◆ Directions
All of the data below must be repeated exactly.
# START OF Data to use
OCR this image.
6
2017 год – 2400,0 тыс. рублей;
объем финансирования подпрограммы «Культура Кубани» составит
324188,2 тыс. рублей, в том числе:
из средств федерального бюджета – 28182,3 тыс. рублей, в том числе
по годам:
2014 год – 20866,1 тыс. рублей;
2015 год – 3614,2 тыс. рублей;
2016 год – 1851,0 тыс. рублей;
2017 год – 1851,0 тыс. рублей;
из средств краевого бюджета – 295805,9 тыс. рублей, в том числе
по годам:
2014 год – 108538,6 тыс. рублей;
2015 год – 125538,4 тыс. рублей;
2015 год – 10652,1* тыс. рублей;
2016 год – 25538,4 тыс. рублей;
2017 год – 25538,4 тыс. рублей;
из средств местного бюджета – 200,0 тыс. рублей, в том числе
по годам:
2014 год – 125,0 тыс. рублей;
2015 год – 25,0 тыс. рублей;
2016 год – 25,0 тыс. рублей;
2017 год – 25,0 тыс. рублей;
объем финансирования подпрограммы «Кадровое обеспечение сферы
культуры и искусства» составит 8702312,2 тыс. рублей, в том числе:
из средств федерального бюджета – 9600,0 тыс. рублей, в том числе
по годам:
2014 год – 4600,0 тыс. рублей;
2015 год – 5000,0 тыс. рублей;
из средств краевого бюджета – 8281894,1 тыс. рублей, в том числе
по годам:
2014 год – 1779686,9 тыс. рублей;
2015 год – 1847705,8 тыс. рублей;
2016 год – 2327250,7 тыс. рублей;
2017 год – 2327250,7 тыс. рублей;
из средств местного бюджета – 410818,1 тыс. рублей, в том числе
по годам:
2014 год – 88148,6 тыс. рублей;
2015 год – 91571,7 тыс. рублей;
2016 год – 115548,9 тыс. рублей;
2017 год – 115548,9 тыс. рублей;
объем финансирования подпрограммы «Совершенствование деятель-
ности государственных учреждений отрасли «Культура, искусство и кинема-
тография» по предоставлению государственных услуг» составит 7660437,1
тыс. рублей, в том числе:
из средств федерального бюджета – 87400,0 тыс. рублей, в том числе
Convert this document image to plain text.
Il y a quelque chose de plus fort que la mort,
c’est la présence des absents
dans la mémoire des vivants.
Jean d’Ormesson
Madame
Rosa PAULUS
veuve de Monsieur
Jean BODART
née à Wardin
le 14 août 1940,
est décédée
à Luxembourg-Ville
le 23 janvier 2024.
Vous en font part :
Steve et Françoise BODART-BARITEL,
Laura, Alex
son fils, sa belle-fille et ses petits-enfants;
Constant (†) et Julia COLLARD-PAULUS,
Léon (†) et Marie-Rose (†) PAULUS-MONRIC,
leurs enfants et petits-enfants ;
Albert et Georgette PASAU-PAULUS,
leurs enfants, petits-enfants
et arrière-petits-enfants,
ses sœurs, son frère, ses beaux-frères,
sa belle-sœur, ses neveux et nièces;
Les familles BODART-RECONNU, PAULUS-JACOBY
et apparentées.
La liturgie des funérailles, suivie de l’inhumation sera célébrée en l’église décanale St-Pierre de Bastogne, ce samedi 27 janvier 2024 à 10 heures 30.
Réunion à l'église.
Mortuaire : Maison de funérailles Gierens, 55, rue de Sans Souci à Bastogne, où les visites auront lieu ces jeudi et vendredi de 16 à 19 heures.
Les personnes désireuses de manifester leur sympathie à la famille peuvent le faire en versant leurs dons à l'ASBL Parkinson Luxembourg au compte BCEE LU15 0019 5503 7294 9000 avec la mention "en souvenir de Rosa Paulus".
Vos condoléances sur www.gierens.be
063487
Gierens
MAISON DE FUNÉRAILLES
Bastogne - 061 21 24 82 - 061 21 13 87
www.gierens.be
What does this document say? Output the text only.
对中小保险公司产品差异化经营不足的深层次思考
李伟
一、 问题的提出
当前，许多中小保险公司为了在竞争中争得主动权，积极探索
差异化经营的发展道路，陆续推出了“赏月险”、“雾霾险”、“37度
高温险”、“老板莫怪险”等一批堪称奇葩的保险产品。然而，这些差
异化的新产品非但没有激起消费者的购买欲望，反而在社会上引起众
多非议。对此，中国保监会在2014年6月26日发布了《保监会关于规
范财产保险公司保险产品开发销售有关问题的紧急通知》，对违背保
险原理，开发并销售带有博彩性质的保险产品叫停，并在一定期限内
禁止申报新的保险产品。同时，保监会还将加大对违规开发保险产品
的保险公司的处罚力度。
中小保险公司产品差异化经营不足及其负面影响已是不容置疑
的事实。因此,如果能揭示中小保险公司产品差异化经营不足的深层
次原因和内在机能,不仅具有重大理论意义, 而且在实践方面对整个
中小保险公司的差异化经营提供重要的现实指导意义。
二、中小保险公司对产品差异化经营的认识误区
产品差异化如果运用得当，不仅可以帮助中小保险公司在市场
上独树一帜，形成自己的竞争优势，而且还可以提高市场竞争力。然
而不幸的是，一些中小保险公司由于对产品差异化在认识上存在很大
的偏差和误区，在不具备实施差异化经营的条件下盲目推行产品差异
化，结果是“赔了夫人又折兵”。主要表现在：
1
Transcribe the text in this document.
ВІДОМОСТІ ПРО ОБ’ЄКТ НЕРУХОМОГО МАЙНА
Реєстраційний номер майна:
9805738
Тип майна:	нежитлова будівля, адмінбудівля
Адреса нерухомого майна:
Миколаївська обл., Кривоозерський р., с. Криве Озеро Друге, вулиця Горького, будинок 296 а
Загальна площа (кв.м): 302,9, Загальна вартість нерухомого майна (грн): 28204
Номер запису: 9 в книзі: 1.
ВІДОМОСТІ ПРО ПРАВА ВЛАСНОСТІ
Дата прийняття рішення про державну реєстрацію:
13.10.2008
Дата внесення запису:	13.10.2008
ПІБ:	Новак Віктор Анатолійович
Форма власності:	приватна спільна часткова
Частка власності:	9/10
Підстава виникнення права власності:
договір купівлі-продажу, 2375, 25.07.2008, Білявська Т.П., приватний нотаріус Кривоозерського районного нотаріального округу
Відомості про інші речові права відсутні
# END OF Data to use
◆ Response
OCR this image.
6
2017 год – 2400,0 тыс. рублей;
объем финансирования подпрограммы «Культура Кубани» составит
324188,2 тыс. рублей, в том числе:
из средств федерального бюджета – 28182,3 тыс. рублей, в том числе
по годам:
2014 год – 20866,1 тыс. рублей;
2015 год – 3614,2 тыс. рублей;
2016 год – 1851,0 тыс. рублей;
2017 год – 1851,0 тыс. рублей;
из средств краевого бюджета – 295805,9 тыс. рублей, в том числе
по годам:
2014 год – 108538,6 тыс. рублей;
2015 год – 125538,4 тыс. рублей;
2015 год – 10652,1* тыс. рублей;
2016 год – 25538,4 тыс. рублей;
2017 год – 25538,4 тыс. рублей;
из средств местного бюджета – 200,0 тыс. рублей, в том числе
по годам:
2014 год – 125,0 тыс. рублей;
2015 год – 25,0 тыс. рублей;
2016 год – 25,0 тыс. рублей;
2017 год – 25,0 тыс. рублей;
объем финансирования подпрограммы «Кадровое обеспечение сферы
культуры и искусства» составит 8702312,2 тыс. рублей, в том числе:
из средств федерального бюджета – 9600,0 тыс. рублей, в том числе
по годам:
2014 год – 4600,0 тыс. рублей;
2015 год – 5000,0 тыс. рублей;
из средств краевого бюджета – 8281894,1 тыс. рублей, в том числе
по годам:
2014 год – 1779686,9 тыс. рублей;
2015 год – 1847705,8 тыс. рублей;
2016 год – 2327250,7 тыс. рублей;
2017 год – 2327250,7 тыс. рублей;
из средств местного бюджета – 410818,1 тыс. рублей, в том числе
по годам:
2014 год – 88148,6 тыс. рублей;
2015 год – 91571,7 тыс. рублей;
2016 год – 115548,9 тыс. рублей;
2017 год – 115548,9 тыс. рублей;
объем финансирования подпрограммы «Совершенствование деятель-
ности государственных учреждений отрасли «Культура, искусство и кинема-
тография» по предоставлению государственных услуг» составит 7660437,1
тыс. рублей, в том числе:
из средств федерального бюджета – 87400,0 тыс. рублей, в том числе
Convert this document image to plain text.
Il y a quelque chose de plus fort que la mort,
c’est la présence des absents
dans la mémoire des vivants.
Jean d’Ormesson
Madame
Rosa PAULUS
veuve de Monsieur
Jean BODART
née à Wardin
le 14 août 1940,
est décédée
à Luxembourg-Ville
le 23 janvier 2024.
Vous en font part :
Steve et Françoise BODART-BARITEL,
Laura, Alex
son fils, sa belle-fille et ses petits-enfants;
Constant (†) et Julia COLLARD-PAULUS,
Léon (†) et Marie-Rose (†) PAULUS-MONRIC,
leurs enfants et petits-enfants ;
Albert et Georgette PASAU-PAULUS,
leurs enfants, petits-enfants
et arrière-petits-enfants,
ses sœurs, son frère, ses beaux-frères,
sa belle-sœur, ses neveux et nièces;
Les familles BODART-RECONNU, PAULUS-JACOBY
et apparentées.
La liturgie des funérailles, suivie de l’inhumation sera célébrée en l’église décanale St-Pierre de Bastogne, ce samedi 27 janvier 2024 à 10 heures 30.
Réunion à l'église.
Mortuaire : Maison de funérailles Gierens, 55, rue de Sans Souci à Bastogne, où les visites auront lieu ces jeudi et vendredi de 16 à 19 heures.
Les personnes désireuses de manifester leur sympathie à la famille peuvent le faire en versant leurs dons à l'ASBL Parkinson Luxembourg au compte BCEE LU15 0019 5503 7294 9000 avec la mention "en souvenir de Rosa Paulus".
Vos condoléances sur www.gierens.be
063487
Gierens
MAISON DE FUNÉRAILLES
Bastogne - 061 21 24 82 - 061 21 13 87
www.gierens.be
What does this document say? Output the text only.
对中小保险公司产品差异化经营不足的深层次思考
李伟
一、 问题的提出
当前，许多中小保险公司为了在竞争中争得主动权，积极探索
差异化经营的发展道路，陆续推出了“赏月险”、“雾霾险”、“37度
高温险”、“老板莫怪险”等一批堪称奇葩的保险产品。然而，这些差
异化的新产品非但没有激起消费者的购买欲望，反而在社会上引起众
多非议。对此，中国保监会在2014年6月26日发布了《保监会关于规
范财产保险公司保险产品开发销售有关问题的紧急通知》，对违背保
险原理，开发并销售带有博彩性质的保险产品叫停，并在一定期限内
禁止申报新的保险产品。同时，保监会还将加大对违规开发保险产品
的保险公司的处罚力度。
中小保险公司产品差异化经营不足及其负面影响已是不容置疑
的事实。因此,如果能揭示中小保险公司产品差异化经营不足的深层
次原因和内在机能,不仅具有重大理论意义, 而且在实践方面对整个
中小保险公司的差异化经营提供重要的现实指导意义。
二、中小保险公司对产品差异化经营的认识误区
产品差异化如果运用得当，不仅可以帮助中小保险公司在市场
上独树一帜，形成自己的竞争优势，而且还可以提高市场竞争力。然
而不幸的是，一些中小保险公司由于对产品差异化在认识上存在很大
的偏差和误区，在不具备实施差异化经营的条件下盲目推行产品差异
化，结果是“赔了夫人又折兵”。主要表现在：
1
Transcribe the text in this document.
ВІДОМОСТІ ПРО ОБ’ЄКТ НЕРУХОМОГО МАЙНА
Реєстраційний номер майна:
9805738
Тип майна:	нежитлова будівля, адмінбудівля
Адреса нерухомого майна:
Миколаївська обл., Кривоозерський р., с. Криве Озеро Друге, вулиця Горького, будинок 296 а
Загальна площа (кв.м): 302,9, Загальна вартість нерухомого майна (грн): 28204
Номер запису: 9 в книзі: 1.
ВІДОМОСТІ ПРО ПРАВА ВЛАСНОСТІ
Дата прийняття рішення про державну реєстрацію:
13.10.2008
Дата внесення запису:	13.10.2008
ПІБ:	Новак Віктор Анатолійович
Форма власності:	приватна спільна часткова
Частка власності:	9/10
Підстава виникнення права власності:
договір купівлі-продажу, 2375, 25.07.2008, Білявська Т.П., приватний нотаріус Кривоозерського районного нотаріального округу
Відомості про інші речові права відсутні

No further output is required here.